- Records that describe figures
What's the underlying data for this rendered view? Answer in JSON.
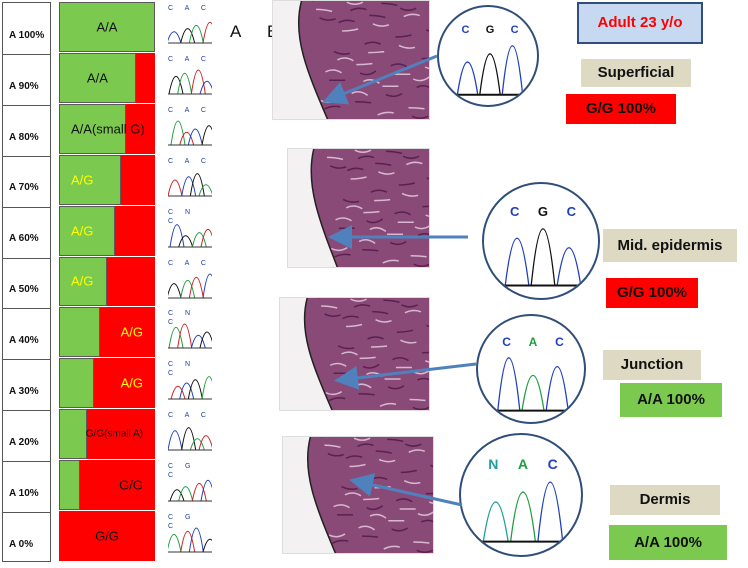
{
  "panels": {
    "a": "A",
    "b": "B"
  },
  "panel_a": {
    "percent_labels": [
      "A 100%",
      "A  90%",
      "A  80%",
      "A  70%",
      "A  60%",
      "A  50%",
      "A  40%",
      "A  30%",
      "A  20%",
      "A  10%",
      "A    0%"
    ],
    "rows": [
      {
        "label": "A/A",
        "a_fraction": 1.0,
        "label_color": "#111111"
      },
      {
        "label": "A/A",
        "a_fraction": 0.8,
        "label_color": "#111111"
      },
      {
        "label": "A/A(small G)",
        "a_fraction": 0.7,
        "label_color": "#111111"
      },
      {
        "label": "A/G",
        "a_fraction": 0.65,
        "label_color": "#ffff00"
      },
      {
        "label": "A/G",
        "a_fraction": 0.58,
        "label_color": "#ffff00"
      },
      {
        "label": "A/G",
        "a_fraction": 0.5,
        "label_color": "#ffff00"
      },
      {
        "label": "A/G",
        "a_fraction": 0.43,
        "label_color": "#ffff00"
      },
      {
        "label": "A/G",
        "a_fraction": 0.36,
        "label_color": "#ffff00"
      },
      {
        "label": "G/G(small A)",
        "a_fraction": 0.29,
        "label_color": "#111111"
      },
      {
        "label": "G/G",
        "a_fraction": 0.22,
        "label_color": "#111111"
      },
      {
        "label": "G/G",
        "a_fraction": 0.0,
        "label_color": "#111111"
      }
    ],
    "chromatogram_bases": [
      "C A C",
      "C A C",
      "C A C",
      "C A C",
      "C N C",
      "C A C",
      "C N C",
      "C N C",
      "C A C",
      "C G C",
      "C G C"
    ]
  },
  "panel_b": {
    "title": "Adult 23 y/o",
    "samples": [
      {
        "tissue": "Superficial",
        "result": "G/G 100%",
        "result_bg": "#ff0000",
        "result_color": "#111111",
        "bases": [
          "C",
          "G",
          "C"
        ]
      },
      {
        "tissue": "Mid. epidermis",
        "result": "G/G 100%",
        "result_bg": "#ff0000",
        "result_color": "#111111",
        "bases": [
          "C",
          "G",
          "C"
        ]
      },
      {
        "tissue": "Junction",
        "result": "A/A 100%",
        "result_bg": "#7cc94f",
        "result_color": "#111111",
        "bases": [
          "C",
          "A",
          "C"
        ]
      },
      {
        "tissue": "Dermis",
        "result": "A/A 100%",
        "result_bg": "#7cc94f",
        "result_color": "#111111",
        "bases": [
          "N",
          "A",
          "C"
        ]
      }
    ]
  },
  "colors": {
    "green": "#7cc94f",
    "red": "#ff0000",
    "tag_bg": "#ddd9c3",
    "title_bg": "#c6d9f1",
    "title_border": "#2f4f7a",
    "title_text": "#ff0000",
    "arrow": "#4f81bd"
  }
}
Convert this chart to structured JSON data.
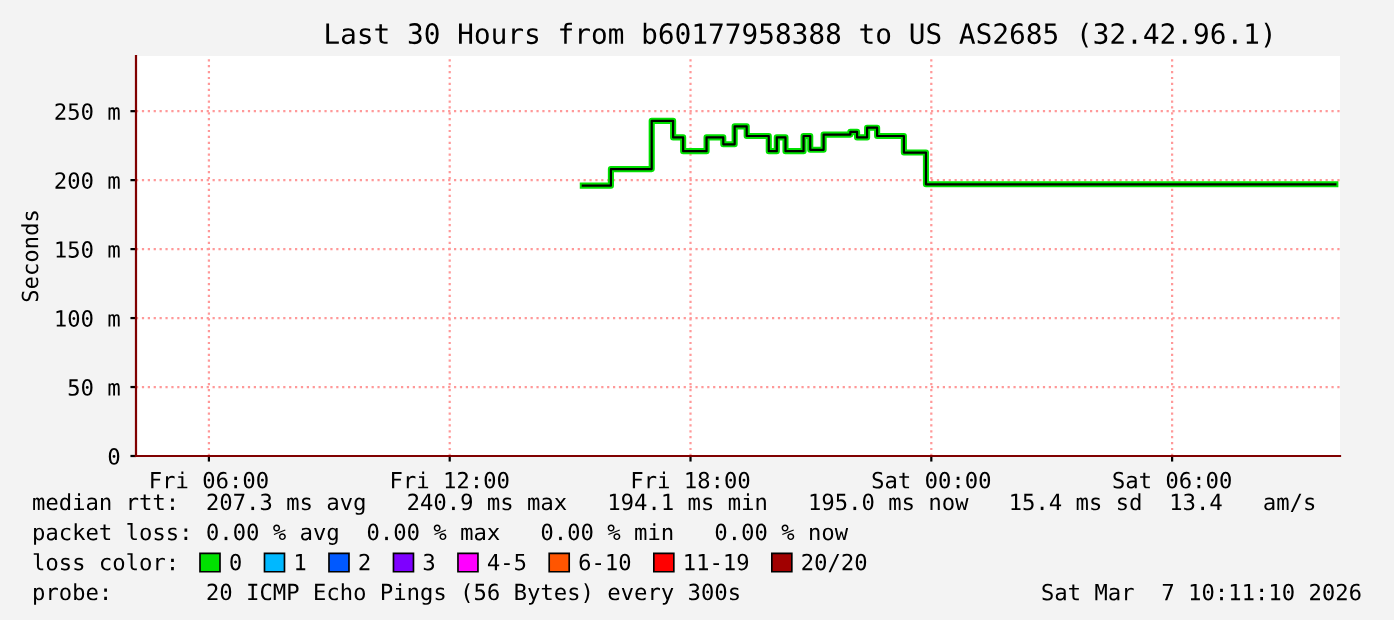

- Request
Repeat every record above exactly, but leave out any pictures.

- Finished answer
What's the underlying data for this rendered view? Answer in JSON.
{
  "panels": {
    "a": "A",
    "b": "B"
  },
  "panel_a": {
    "percent_labels": [
      "A 100%",
      "A  90%",
      "A  80%",
      "A  70%",
      "A  60%",
      "A  50%",
      "A  40%",
      "A  30%",
      "A  20%",
      "A  10%",
      "A    0%"
    ],
    "rows": [
      {
        "label": "A/A",
        "a_fraction": 1.0,
        "label_color": "#111111"
      },
      {
        "label": "A/A",
        "a_fraction": 0.8,
        "label_color": "#111111"
      },
      {
        "label": "A/A(small G)",
        "a_fraction": 0.7,
        "label_color": "#111111"
      },
      {
        "label": "A/G",
        "a_fraction": 0.65,
        "label_color": "#ffff00"
      },
      {
        "label": "A/G",
        "a_fraction": 0.58,
        "label_color": "#ffff00"
      },
      {
        "label": "A/G",
        "a_fraction": 0.5,
        "label_color": "#ffff00"
      },
      {
        "label": "A/G",
        "a_fraction": 0.43,
        "label_color": "#ffff00"
      },
      {
        "label": "A/G",
        "a_fraction": 0.36,
        "label_color": "#ffff00"
      },
      {
        "label": "G/G(small A)",
        "a_fraction": 0.29,
        "label_color": "#111111"
      },
      {
        "label": "G/G",
        "a_fraction": 0.22,
        "label_color": "#111111"
      },
      {
        "label": "G/G",
        "a_fraction": 0.0,
        "label_color": "#111111"
      }
    ],
    "chromatogram_bases": [
      "C A C",
      "C A C",
      "C A C",
      "C A C",
      "C N C",
      "C A C",
      "C N C",
      "C N C",
      "C A C",
      "C G C",
      "C G C"
    ]
  },
  "panel_b": {
    "title": "Adult 23 y/o",
    "samples": [
      {
        "tissue": "Superficial",
        "result": "G/G 100%",
        "result_bg": "#ff0000",
        "result_color": "#111111",
        "bases": [
          "C",
          "G",
          "C"
        ]
      },
      {
        "tissue": "Mid. epidermis",
        "result": "G/G 100%",
        "result_bg": "#ff0000",
        "result_color": "#111111",
        "bases": [
          "C",
          "G",
          "C"
        ]
      },
      {
        "tissue": "Junction",
        "result": "A/A 100%",
        "result_bg": "#7cc94f",
        "result_color": "#111111",
        "bases": [
          "C",
          "A",
          "C"
        ]
      },
      {
        "tissue": "Dermis",
        "result": "A/A 100%",
        "result_bg": "#7cc94f",
        "result_color": "#111111",
        "bases": [
          "N",
          "A",
          "C"
        ]
      }
    ]
  },
  "colors": {
    "green": "#7cc94f",
    "red": "#ff0000",
    "tag_bg": "#ddd9c3",
    "title_bg": "#c6d9f1",
    "title_border": "#2f4f7a",
    "title_text": "#ff0000",
    "arrow": "#4f81bd"
  }
}
Convert this chart to structured JSON data.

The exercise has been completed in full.